### Required task
Repeat the listing in full, preserving every character.

- - -

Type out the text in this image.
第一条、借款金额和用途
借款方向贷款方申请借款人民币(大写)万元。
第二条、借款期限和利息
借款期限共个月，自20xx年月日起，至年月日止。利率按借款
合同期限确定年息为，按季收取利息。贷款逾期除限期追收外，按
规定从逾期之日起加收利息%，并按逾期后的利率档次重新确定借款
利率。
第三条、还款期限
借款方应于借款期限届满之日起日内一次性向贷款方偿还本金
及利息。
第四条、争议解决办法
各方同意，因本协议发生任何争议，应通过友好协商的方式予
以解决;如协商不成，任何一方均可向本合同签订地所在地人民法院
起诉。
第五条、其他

- - -

### Full response
Type out the text in this image.
第一条、借款金额和用途
借款方向贷款方申请借款人民币(大写)万元。
第二条、借款期限和利息
借款期限共个月，自20xx年月日起，至年月日止。利率按借款
合同期限确定年息为，按季收取利息。贷款逾期除限期追收外，按
规定从逾期之日起加收利息%，并按逾期后的利率档次重新确定借款
利率。
第三条、还款期限
借款方应于借款期限届满之日起日内一次性向贷款方偿还本金
及利息。
第四条、争议解决办法
各方同意，因本协议发生任何争议，应通过友好协商的方式予
以解决;如协商不成，任何一方均可向本合同签订地所在地人民法院
起诉。
第五条、其他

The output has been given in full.